REQUIRED WORK
Go through the material and pull out every line with the string "TradingView" in it.

______

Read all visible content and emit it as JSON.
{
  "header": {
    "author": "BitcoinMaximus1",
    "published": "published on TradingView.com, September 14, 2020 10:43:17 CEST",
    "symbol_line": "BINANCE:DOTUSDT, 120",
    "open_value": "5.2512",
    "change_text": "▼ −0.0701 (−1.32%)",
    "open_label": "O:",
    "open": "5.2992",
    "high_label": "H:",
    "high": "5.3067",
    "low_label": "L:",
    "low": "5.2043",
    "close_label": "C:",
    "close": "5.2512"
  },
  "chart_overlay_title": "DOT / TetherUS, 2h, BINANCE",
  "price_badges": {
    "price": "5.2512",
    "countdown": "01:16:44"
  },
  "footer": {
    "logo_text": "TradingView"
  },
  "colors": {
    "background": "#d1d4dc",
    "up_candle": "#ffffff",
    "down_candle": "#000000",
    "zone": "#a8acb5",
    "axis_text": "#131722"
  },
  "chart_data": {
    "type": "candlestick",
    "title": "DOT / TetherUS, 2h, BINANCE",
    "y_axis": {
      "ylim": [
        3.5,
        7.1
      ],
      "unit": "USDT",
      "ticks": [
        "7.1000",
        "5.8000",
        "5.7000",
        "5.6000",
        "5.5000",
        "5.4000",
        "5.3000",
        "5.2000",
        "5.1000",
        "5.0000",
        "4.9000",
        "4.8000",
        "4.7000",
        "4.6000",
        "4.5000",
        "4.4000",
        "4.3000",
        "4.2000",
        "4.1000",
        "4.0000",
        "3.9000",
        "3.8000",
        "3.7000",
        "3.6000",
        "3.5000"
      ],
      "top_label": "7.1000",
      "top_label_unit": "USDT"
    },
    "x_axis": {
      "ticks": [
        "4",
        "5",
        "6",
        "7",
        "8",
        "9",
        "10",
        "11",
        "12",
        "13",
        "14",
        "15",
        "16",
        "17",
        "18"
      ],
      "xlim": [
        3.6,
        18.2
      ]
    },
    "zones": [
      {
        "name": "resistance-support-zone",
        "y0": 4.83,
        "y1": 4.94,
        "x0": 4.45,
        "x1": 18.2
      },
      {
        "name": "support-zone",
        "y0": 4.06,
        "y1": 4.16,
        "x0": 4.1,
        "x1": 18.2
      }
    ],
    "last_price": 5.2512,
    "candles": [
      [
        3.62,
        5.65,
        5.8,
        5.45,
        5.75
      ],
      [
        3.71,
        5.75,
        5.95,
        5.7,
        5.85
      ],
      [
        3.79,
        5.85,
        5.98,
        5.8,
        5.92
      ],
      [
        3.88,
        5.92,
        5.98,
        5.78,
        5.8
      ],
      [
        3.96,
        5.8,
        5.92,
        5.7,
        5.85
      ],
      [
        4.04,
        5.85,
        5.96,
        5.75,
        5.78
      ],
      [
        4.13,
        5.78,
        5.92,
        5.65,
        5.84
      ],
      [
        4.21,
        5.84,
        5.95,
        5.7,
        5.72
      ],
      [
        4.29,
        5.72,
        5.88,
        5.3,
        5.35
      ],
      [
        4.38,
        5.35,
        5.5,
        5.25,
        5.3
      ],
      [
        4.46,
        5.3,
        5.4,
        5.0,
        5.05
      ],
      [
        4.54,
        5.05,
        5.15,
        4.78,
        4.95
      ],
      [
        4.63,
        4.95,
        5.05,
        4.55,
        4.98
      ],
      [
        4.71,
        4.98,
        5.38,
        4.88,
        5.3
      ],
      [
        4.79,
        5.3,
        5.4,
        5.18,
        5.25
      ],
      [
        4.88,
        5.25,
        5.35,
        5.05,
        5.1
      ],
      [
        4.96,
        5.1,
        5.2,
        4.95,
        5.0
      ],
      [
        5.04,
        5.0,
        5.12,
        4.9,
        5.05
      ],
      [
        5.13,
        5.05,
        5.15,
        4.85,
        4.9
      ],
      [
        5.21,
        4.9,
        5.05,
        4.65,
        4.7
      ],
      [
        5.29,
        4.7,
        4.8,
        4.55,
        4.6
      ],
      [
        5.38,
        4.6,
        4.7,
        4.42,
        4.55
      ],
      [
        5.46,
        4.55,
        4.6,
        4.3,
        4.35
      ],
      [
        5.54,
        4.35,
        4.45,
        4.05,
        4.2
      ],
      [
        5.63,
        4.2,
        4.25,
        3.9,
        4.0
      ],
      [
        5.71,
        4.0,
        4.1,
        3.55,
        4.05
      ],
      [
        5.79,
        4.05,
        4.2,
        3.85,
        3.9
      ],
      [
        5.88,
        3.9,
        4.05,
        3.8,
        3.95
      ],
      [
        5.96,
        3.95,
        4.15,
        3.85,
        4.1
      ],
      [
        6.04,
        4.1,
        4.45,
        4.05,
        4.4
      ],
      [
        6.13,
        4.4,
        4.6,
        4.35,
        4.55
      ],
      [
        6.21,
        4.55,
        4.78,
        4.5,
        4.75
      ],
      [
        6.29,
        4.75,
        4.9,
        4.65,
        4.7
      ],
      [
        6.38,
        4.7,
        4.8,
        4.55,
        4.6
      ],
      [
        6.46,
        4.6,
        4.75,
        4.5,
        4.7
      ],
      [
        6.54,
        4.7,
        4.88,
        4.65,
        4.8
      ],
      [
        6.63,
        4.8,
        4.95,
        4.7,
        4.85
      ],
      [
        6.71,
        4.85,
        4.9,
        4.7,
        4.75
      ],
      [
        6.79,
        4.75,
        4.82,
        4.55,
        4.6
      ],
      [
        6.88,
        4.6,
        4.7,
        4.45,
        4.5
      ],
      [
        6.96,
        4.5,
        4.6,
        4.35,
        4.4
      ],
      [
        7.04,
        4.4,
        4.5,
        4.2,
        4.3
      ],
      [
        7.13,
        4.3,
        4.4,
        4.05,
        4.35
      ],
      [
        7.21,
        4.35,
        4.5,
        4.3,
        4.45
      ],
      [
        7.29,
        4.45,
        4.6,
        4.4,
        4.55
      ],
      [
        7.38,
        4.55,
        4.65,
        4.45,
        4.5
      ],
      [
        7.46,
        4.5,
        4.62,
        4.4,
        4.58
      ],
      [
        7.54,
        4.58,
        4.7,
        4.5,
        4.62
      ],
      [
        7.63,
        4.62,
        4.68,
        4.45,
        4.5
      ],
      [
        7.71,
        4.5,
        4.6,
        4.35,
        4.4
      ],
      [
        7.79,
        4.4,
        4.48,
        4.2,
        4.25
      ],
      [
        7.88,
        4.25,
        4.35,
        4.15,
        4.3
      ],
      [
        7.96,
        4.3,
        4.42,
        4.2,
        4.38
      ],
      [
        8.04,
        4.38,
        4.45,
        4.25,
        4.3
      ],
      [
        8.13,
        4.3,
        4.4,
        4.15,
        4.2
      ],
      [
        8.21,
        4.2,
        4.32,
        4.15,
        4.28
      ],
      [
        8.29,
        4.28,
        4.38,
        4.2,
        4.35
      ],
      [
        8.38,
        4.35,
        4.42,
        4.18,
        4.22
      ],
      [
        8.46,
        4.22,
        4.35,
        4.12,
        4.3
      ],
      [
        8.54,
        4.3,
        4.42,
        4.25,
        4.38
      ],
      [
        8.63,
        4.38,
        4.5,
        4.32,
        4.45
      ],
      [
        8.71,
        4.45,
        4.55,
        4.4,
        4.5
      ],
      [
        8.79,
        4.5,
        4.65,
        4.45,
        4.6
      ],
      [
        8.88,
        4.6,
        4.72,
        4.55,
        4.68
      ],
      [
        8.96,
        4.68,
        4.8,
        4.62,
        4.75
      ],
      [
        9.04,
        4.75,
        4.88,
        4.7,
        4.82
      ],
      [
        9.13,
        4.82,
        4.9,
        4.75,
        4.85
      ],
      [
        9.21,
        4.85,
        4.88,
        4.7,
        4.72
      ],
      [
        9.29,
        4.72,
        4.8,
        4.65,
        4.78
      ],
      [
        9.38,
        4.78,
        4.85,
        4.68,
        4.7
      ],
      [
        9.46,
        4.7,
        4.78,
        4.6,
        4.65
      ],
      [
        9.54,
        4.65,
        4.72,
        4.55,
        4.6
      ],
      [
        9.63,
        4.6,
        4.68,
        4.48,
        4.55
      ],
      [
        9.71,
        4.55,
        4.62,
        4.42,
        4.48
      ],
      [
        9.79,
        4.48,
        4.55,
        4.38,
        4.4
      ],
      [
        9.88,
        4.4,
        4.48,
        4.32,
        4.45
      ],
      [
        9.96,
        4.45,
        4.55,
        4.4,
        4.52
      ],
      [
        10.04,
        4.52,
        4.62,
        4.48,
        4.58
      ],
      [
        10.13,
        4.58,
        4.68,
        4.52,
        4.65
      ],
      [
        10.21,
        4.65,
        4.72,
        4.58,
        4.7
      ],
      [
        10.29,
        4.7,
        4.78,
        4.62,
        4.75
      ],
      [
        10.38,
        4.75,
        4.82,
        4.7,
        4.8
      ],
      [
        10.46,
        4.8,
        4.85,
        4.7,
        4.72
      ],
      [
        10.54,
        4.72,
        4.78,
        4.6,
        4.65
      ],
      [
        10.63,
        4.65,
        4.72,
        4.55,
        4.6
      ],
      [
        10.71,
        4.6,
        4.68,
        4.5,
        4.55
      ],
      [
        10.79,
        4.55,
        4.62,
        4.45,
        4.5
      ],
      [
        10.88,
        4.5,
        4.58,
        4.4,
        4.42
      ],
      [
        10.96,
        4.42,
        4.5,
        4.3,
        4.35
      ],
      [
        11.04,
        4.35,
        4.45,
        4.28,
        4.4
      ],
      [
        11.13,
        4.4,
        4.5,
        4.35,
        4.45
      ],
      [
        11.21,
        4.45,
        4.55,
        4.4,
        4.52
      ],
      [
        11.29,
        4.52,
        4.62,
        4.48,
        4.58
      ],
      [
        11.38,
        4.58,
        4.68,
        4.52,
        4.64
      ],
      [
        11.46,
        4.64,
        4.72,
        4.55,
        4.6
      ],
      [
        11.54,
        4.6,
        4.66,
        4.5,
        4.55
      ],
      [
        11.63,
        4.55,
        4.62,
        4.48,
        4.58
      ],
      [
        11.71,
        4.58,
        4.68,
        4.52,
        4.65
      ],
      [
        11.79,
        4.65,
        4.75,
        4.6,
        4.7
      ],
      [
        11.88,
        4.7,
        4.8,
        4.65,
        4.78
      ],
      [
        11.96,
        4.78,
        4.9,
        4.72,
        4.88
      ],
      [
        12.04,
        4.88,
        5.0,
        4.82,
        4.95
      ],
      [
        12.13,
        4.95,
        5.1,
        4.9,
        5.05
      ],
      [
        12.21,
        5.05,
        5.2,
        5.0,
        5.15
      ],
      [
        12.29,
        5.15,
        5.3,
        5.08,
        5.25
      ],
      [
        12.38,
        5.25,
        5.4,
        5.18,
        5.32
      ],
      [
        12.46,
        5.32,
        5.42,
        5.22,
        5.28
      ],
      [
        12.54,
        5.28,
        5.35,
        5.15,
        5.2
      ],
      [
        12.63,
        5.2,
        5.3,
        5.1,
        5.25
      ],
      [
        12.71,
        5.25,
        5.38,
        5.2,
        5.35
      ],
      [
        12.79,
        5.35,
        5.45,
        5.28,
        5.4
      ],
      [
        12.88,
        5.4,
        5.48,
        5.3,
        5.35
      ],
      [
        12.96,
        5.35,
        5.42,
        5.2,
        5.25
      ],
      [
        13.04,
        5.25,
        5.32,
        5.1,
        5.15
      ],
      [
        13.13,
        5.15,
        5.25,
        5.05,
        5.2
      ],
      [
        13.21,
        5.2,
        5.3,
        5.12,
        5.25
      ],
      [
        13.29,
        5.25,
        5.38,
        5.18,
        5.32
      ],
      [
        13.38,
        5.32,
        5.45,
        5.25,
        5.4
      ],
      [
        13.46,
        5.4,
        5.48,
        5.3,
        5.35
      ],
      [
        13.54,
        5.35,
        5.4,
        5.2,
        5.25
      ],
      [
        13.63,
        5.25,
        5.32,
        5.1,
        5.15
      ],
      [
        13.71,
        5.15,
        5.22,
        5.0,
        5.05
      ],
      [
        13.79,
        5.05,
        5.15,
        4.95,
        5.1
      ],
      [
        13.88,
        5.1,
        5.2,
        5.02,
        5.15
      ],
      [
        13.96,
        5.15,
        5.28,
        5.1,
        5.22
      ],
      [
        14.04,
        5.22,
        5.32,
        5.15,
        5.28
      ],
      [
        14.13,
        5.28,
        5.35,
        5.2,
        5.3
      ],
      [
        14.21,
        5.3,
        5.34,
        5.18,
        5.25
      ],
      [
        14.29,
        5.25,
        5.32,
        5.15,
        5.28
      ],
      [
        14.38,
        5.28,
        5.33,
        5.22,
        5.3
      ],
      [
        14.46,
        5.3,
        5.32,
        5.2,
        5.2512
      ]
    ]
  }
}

______

RESPONSE
    "published": "published on TradingView.com, September 14, 2020 10:43:17 CEST",
    "logo_text": "TradingView"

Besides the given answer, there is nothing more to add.